**Requirements:**
Copy out each of the following lines word for word.
-- Exercise material start --
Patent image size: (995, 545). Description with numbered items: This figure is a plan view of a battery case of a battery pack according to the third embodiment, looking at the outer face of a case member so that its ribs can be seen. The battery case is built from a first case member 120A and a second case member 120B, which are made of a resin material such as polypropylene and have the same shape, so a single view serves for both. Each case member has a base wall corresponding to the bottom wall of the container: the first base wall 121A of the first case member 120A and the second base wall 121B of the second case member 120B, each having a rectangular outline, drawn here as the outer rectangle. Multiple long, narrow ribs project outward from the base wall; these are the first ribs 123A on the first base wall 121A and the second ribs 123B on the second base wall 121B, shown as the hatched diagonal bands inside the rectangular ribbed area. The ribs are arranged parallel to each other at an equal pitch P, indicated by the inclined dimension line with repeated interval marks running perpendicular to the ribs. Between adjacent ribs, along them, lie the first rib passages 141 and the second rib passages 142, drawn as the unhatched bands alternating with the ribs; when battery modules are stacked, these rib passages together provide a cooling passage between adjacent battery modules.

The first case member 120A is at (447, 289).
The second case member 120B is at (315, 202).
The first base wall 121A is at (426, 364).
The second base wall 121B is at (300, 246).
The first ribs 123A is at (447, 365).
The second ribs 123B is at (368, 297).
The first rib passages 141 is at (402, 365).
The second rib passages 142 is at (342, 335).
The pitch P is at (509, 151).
-- Exercise material end --
**Response to this task:**
Patent image size: (995, 545). Description with numbered items: This figure is a plan view of a battery case of a battery pack according to the third embodiment, looking at the outer face of a case member so that its ribs can be seen. The battery case is built from a first case member 120A and a second case member 120B, which are made of a resin material such as polypropylene and have the same shape, so a single view serves for both. Each case member has a base wall corresponding to the bottom wall of the container: the first base wall 121A of the first case member 120A and the second base wall 121B of the second case member 120B, each having a rectangular outline, drawn here as the outer rectangle. Multiple long, narrow ribs project outward from the base wall; these are the first ribs 123A on the first base wall 121A and the second ribs 123B on the second base wall 121B, shown as the hatched diagonal bands inside the rectangular ribbed area. The ribs are arranged parallel to each other at an equal pitch P, indicated by the inclined dimension line with repeated interval marks running perpendicular to the ribs. Between adjacent ribs, along them, lie the first rib passages 141 and the second rib passages 142, drawn as the unhatched bands alternating with the ribs; when battery modules are stacked, these rib passages together provide a cooling passage between adjacent battery modules.

The first case member 120A is at (447, 289).
The second case member 120B is at (315, 202).
The first base wall 121A is at (426, 364).
The second base wall 121B is at (300, 246).
The first ribs 123A is at (447, 365).
The second ribs 123B is at (368, 297).
The first rib passages 141 is at (402, 365).
The second rib passages 142 is at (342, 335).
The pitch P is at (509, 151).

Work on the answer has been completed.